Request: Scan the lines below for the string "highest" and copy every one that has it.

Records for this exercise:
----------------------------------------
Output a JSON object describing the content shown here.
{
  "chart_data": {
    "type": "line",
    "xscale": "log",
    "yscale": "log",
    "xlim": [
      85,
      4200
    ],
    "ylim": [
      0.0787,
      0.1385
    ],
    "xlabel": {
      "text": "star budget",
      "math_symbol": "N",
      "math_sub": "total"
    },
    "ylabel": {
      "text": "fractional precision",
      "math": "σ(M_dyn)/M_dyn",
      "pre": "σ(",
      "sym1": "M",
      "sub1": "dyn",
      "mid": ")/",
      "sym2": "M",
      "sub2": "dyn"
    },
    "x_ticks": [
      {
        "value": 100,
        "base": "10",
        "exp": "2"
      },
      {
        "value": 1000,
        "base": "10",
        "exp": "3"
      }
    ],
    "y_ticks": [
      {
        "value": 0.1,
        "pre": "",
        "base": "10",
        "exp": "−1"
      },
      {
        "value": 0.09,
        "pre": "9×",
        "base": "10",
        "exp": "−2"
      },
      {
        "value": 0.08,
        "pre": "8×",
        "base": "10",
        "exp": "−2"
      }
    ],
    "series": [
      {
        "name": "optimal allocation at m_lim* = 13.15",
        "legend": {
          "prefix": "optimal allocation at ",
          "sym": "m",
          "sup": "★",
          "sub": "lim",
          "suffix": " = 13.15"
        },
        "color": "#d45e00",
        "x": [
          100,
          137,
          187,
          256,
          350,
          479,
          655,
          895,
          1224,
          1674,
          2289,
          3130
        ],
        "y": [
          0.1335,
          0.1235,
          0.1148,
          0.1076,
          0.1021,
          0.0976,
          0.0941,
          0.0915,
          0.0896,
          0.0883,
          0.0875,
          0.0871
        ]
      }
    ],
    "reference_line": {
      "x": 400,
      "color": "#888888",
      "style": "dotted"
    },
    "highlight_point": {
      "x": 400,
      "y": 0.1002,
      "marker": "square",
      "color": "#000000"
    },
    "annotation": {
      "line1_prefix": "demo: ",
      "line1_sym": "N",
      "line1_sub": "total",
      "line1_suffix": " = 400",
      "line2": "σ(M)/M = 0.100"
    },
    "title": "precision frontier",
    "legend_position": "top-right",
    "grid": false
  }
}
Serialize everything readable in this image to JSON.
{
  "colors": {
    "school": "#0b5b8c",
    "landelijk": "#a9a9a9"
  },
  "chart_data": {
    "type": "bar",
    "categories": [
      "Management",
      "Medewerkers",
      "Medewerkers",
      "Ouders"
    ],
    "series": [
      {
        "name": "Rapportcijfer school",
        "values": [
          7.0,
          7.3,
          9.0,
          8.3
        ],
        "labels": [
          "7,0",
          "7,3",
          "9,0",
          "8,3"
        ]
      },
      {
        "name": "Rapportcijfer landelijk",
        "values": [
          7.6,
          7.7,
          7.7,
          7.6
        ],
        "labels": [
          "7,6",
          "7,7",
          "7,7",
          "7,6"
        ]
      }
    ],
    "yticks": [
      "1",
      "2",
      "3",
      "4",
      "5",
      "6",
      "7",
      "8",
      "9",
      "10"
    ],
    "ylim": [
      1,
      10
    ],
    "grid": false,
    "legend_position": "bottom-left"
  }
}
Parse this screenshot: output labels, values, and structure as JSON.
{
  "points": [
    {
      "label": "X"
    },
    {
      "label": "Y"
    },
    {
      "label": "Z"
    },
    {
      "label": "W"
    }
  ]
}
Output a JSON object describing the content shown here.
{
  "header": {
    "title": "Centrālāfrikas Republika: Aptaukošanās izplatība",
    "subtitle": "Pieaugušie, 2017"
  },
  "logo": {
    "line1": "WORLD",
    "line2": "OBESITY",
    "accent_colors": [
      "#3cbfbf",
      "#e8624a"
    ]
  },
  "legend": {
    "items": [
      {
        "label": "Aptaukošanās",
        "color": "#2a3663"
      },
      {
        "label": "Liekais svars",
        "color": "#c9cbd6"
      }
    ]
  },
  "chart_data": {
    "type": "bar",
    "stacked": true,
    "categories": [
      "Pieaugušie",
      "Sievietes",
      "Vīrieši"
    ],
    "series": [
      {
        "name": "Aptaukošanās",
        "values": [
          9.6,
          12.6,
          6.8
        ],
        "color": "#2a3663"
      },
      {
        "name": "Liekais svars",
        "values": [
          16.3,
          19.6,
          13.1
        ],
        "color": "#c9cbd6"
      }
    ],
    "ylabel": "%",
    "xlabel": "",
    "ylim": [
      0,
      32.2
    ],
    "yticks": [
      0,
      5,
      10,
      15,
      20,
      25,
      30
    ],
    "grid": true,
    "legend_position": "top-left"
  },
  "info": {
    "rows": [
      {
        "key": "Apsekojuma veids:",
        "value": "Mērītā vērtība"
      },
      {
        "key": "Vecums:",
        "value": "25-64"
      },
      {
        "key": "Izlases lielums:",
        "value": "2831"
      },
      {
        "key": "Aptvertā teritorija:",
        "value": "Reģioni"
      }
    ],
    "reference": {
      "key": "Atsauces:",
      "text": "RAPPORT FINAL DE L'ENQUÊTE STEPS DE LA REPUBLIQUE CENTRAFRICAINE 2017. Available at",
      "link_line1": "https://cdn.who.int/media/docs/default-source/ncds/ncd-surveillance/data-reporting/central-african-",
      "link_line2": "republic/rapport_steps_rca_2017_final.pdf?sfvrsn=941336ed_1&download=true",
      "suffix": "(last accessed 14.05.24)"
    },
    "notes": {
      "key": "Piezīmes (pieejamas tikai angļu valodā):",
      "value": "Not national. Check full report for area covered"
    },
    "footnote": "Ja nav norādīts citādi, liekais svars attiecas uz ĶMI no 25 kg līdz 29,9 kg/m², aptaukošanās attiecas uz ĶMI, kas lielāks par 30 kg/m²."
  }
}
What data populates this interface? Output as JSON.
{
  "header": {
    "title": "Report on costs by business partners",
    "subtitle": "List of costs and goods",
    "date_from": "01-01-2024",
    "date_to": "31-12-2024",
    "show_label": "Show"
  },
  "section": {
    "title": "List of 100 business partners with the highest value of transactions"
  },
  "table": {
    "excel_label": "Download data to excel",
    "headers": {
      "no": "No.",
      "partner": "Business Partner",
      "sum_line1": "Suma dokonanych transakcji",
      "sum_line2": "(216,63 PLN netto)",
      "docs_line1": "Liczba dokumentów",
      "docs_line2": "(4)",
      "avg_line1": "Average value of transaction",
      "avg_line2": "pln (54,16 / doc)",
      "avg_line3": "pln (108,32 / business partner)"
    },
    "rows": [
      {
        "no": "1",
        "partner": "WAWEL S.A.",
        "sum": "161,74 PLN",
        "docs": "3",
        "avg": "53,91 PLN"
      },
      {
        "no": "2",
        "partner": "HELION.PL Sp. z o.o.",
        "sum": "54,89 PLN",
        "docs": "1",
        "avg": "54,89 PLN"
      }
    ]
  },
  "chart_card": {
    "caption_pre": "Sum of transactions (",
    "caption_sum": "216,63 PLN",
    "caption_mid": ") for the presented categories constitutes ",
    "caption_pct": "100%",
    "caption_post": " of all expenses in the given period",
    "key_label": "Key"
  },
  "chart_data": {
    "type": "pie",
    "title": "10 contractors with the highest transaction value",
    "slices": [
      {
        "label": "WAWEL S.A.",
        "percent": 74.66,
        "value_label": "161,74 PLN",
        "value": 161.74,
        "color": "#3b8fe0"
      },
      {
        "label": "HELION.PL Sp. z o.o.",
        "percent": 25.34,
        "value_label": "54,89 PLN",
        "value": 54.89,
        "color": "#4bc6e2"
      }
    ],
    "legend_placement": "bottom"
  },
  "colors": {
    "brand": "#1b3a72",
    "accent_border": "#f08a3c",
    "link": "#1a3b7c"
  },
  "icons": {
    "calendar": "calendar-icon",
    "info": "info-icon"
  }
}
----------------------------------------
Correct answer:
    "title": "List of 100 business partners with the highest value of transactions"
    "title": "10 contractors with the highest transaction value",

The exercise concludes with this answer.